--- START ---

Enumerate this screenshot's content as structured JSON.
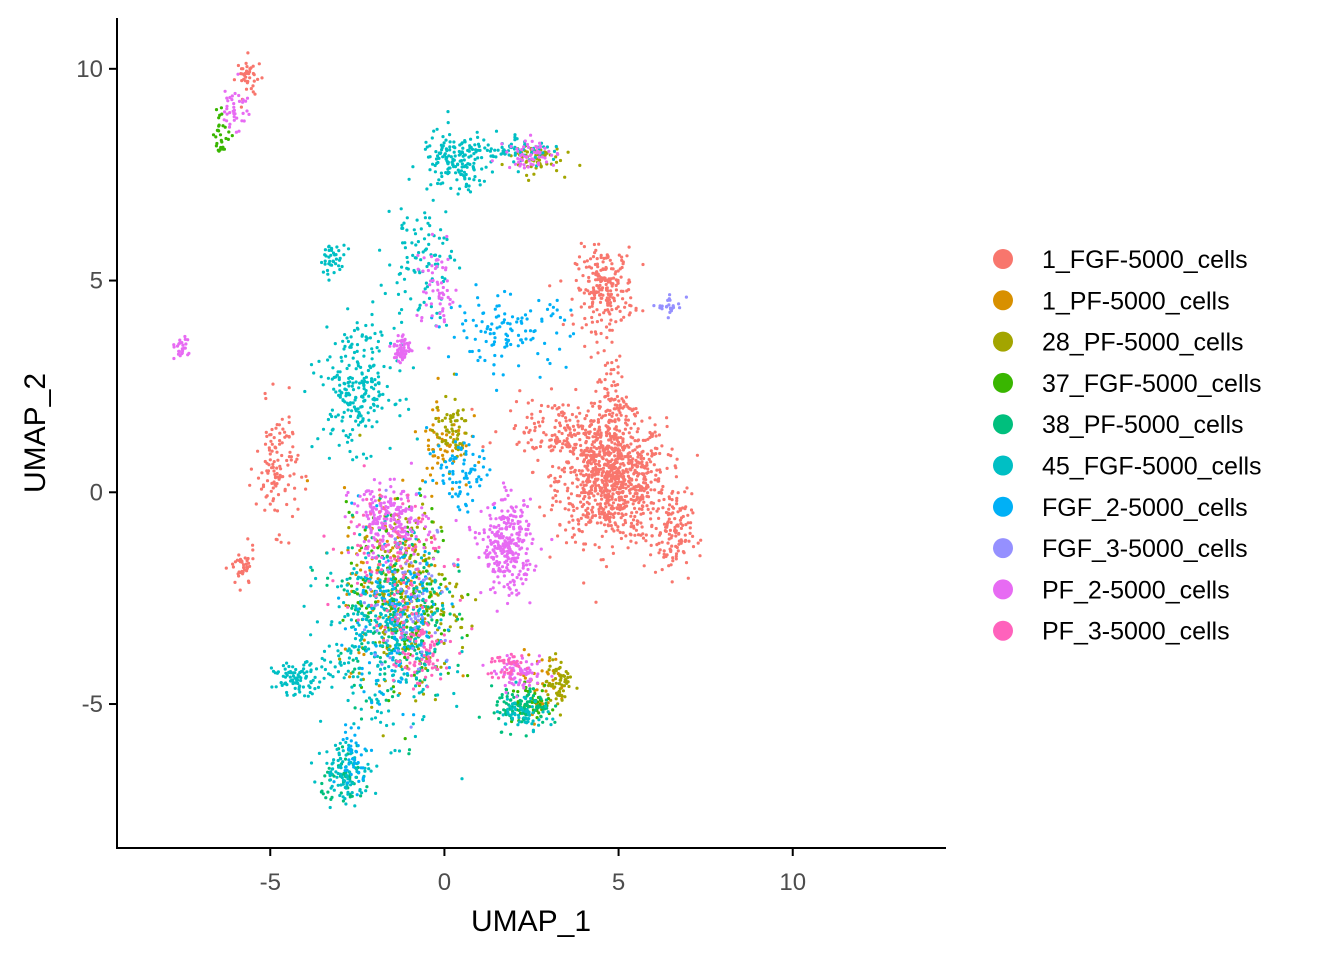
{
  "chart_data": {
    "type": "scatter",
    "title": "",
    "xlabel": "UMAP_1",
    "ylabel": "UMAP_2",
    "xlim": [
      -9.4,
      14.4
    ],
    "ylim": [
      -8.4,
      11.2
    ],
    "xticks": [
      -5,
      0,
      5,
      10
    ],
    "xtick_labels": [
      "-5",
      "0",
      "5",
      "10"
    ],
    "yticks": [
      -5,
      0,
      5,
      10
    ],
    "ytick_labels": [
      "-5",
      "0",
      "5",
      "10"
    ],
    "grid": false,
    "legend_position": "right",
    "series": [
      {
        "name": "1_FGF-5000_cells",
        "color": "#F8766D",
        "clusters": [
          [
            4.8,
            0.3,
            1.3,
            1.2,
            900
          ],
          [
            4.6,
            4.8,
            0.7,
            0.8,
            220
          ],
          [
            -5.6,
            9.8,
            0.3,
            0.4,
            40
          ],
          [
            -4.8,
            0.6,
            0.5,
            1.2,
            120
          ],
          [
            -5.8,
            -1.8,
            0.3,
            0.4,
            40
          ],
          [
            3.5,
            1.5,
            1.5,
            0.6,
            150
          ],
          [
            6.5,
            -1.0,
            0.5,
            0.8,
            120
          ],
          [
            4.8,
            2.2,
            0.4,
            0.9,
            80
          ]
        ]
      },
      {
        "name": "1_PF-5000_cells",
        "color": "#D89000",
        "clusters": [
          [
            -1.5,
            -2.0,
            1.2,
            1.8,
            150
          ],
          [
            0.0,
            1.2,
            0.6,
            1.0,
            60
          ],
          [
            2.8,
            -4.5,
            0.6,
            0.6,
            40
          ]
        ]
      },
      {
        "name": "28_PF-5000_cells",
        "color": "#A3A500",
        "clusters": [
          [
            -1.0,
            -2.5,
            1.2,
            1.8,
            200
          ],
          [
            3.3,
            -4.5,
            0.3,
            0.5,
            60
          ],
          [
            2.5,
            7.9,
            0.7,
            0.3,
            60
          ],
          [
            0.2,
            1.5,
            0.4,
            0.6,
            60
          ]
        ]
      },
      {
        "name": "37_FGF-5000_cells",
        "color": "#39B600",
        "clusters": [
          [
            -1.2,
            -2.5,
            1.3,
            1.8,
            150
          ],
          [
            -6.4,
            8.5,
            0.2,
            0.5,
            30
          ],
          [
            2.5,
            -5.0,
            0.6,
            0.4,
            50
          ]
        ]
      },
      {
        "name": "38_PF-5000_cells",
        "color": "#00BF7D",
        "clusters": [
          [
            -1.5,
            -2.8,
            1.3,
            1.8,
            170
          ],
          [
            2.2,
            -5.1,
            0.7,
            0.4,
            90
          ],
          [
            -2.8,
            -6.8,
            0.6,
            0.5,
            50
          ]
        ]
      },
      {
        "name": "45_FGF-5000_cells",
        "color": "#00BFC4",
        "clusters": [
          [
            0.3,
            7.8,
            0.8,
            0.6,
            160
          ],
          [
            -2.5,
            2.5,
            0.9,
            1.2,
            240
          ],
          [
            -1.8,
            -3.5,
            1.5,
            1.8,
            320
          ],
          [
            -4.2,
            -4.4,
            0.6,
            0.3,
            90
          ],
          [
            -2.8,
            -6.6,
            0.6,
            0.6,
            90
          ],
          [
            -3.2,
            5.5,
            0.3,
            0.3,
            40
          ],
          [
            2.3,
            -5.2,
            0.6,
            0.3,
            60
          ],
          [
            2.0,
            8.1,
            1.0,
            0.3,
            70
          ],
          [
            -0.7,
            5.5,
            0.8,
            1.2,
            100
          ]
        ]
      },
      {
        "name": "FGF_2-5000_cells",
        "color": "#00B0F6",
        "clusters": [
          [
            -1.5,
            -3.0,
            1.3,
            1.6,
            150
          ],
          [
            1.8,
            3.8,
            1.5,
            0.7,
            120
          ],
          [
            -2.6,
            -6.2,
            0.4,
            0.6,
            40
          ],
          [
            0.5,
            0.5,
            0.8,
            0.8,
            80
          ]
        ]
      },
      {
        "name": "FGF_3-5000_cells",
        "color": "#9590FF",
        "clusters": [
          [
            -1.0,
            -2.5,
            1.0,
            1.5,
            80
          ],
          [
            6.5,
            4.4,
            0.3,
            0.2,
            25
          ]
        ]
      },
      {
        "name": "PF_2-5000_cells",
        "color": "#E76BF3",
        "clusters": [
          [
            1.8,
            -1.3,
            0.6,
            0.9,
            300
          ],
          [
            -1.6,
            -0.7,
            0.9,
            0.7,
            220
          ],
          [
            -1.2,
            3.4,
            0.2,
            0.3,
            60
          ],
          [
            -6.0,
            9.1,
            0.3,
            0.5,
            40
          ],
          [
            2.2,
            -4.3,
            0.6,
            0.3,
            70
          ],
          [
            -0.2,
            4.7,
            0.5,
            0.9,
            60
          ],
          [
            2.5,
            8.0,
            0.6,
            0.3,
            60
          ],
          [
            -7.6,
            3.4,
            0.2,
            0.2,
            25
          ]
        ]
      },
      {
        "name": "PF_3-5000_cells",
        "color": "#FF62BC",
        "clusters": [
          [
            -1.5,
            -1.5,
            1.2,
            1.5,
            120
          ],
          [
            -0.8,
            -3.8,
            0.8,
            0.8,
            80
          ],
          [
            1.8,
            -4.1,
            0.5,
            0.3,
            40
          ]
        ]
      }
    ]
  }
}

--- END ---

In the data above, tally the lines holding "name" and answer with the figure only.

10